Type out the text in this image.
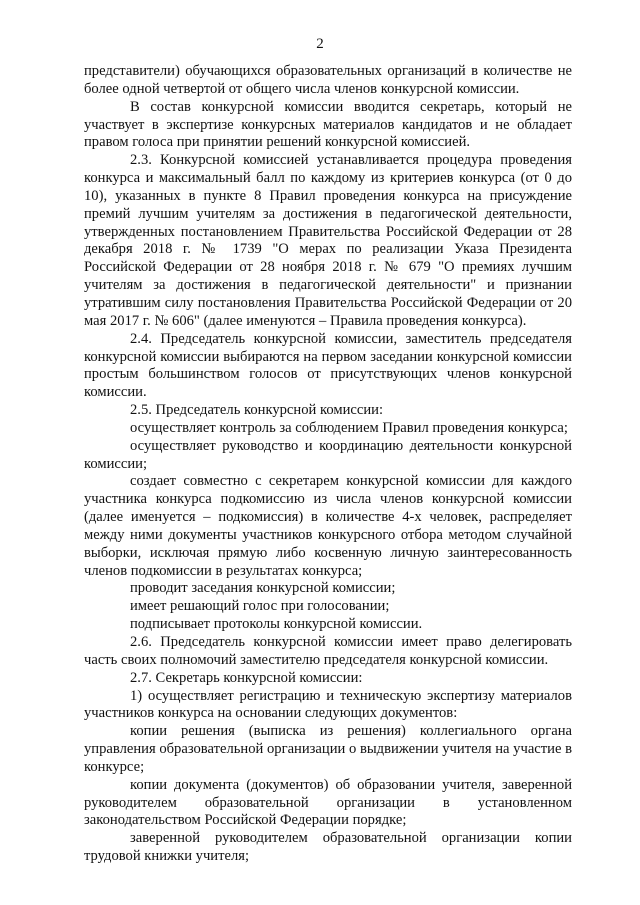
2

представители) обучающихся образовательных организаций в количестве не более одной четвертой от общего числа членов конкурсной комиссии.

В состав конкурсной комиссии вводится секретарь, который не участвует в экспертизе конкурсных материалов кандидатов и не обладает правом голоса при принятии решений конкурсной комиссией.

2.3. Конкурсной комиссией устанавливается процедура проведения конкурса и максимальный балл по каждому из критериев конкурса (от 0 до 10), указанных в пункте 8 Правил проведения конкурса на присуждение премий лучшим учителям за достижения в педагогической деятельности, утвержденных постановлением Правительства Российской Федерации от 28 декабря 2018 г. № 1739 "О мерах по реализации Указа Президента Российской Федерации от 28 ноября 2018 г. № 679 "О премиях лучшим учителям за достижения в педагогической деятельности" и признании утратившим силу постановления Правительства Российской Федерации от 20 мая 2017 г. № 606" (далее именуются – Правила проведения конкурса).

2.4. Председатель конкурсной комиссии, заместитель председателя конкурсной комиссии выбираются на первом заседании конкурсной комиссии простым большинством голосов от присутствующих членов конкурсной комиссии.

2.5. Председатель конкурсной комиссии:

осуществляет контроль за соблюдением Правил проведения конкурса;

осуществляет руководство и координацию деятельности конкурсной комиссии;

создает совместно с секретарем конкурсной комиссии для каждого участника конкурса подкомиссию из числа членов конкурсной комиссии (далее именуется – подкомиссия) в количестве 4-х человек, распределяет между ними документы участников конкурсного отбора методом случайной выборки, исключая прямую либо косвенную личную заинтересованность членов подкомиссии в результатах конкурса;

проводит заседания конкурсной комиссии;

имеет решающий голос при голосовании;

подписывает протоколы конкурсной комиссии.

2.6. Председатель конкурсной комиссии имеет право делегировать часть своих полномочий заместителю председателя конкурсной комиссии.

2.7. Секретарь конкурсной комиссии:

1) осуществляет регистрацию и техническую экспертизу материалов участников конкурса на основании следующих документов:

копии решения (выписка из решения) коллегиального органа управления образовательной организации о выдвижении учителя на участие в конкурсе;

копии документа (документов) об образовании учителя, заверенной руководителем образовательной организации в установленном законодательством Российской Федерации порядке;

заверенной руководителем образовательной организации копии трудовой книжки учителя;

## Given problem
Extract every line above containing the word "Российской".

## Result of the task
2.3. Конкурсной комиссией устанавливается процедура проведения конкурса и максимальный балл по каждому из критериев конкурса (от 0 до 10), указанных в пункте 8 Правил проведения конкурса на присуждение премий лучшим учителям за достижения в педагогической деятельности, утвержденных постановлением Правительства Российской Федерации от 28 декабря 2018 г. № 1739 "О мерах по реализации Указа Президента Российской Федерации от 28 ноября 2018 г. № 679 "О премиях лучшим учителям за достижения в педагогической деятельности" и признании утратившим силу постановления Правительства Российской Федерации от 20 мая 2017 г. № 606" (далее именуются – Правила проведения конкурса).
копии документа (документов) об образовании учителя, заверенной руководителем образовательной организации в установленном законодательством Российской Федерации порядке;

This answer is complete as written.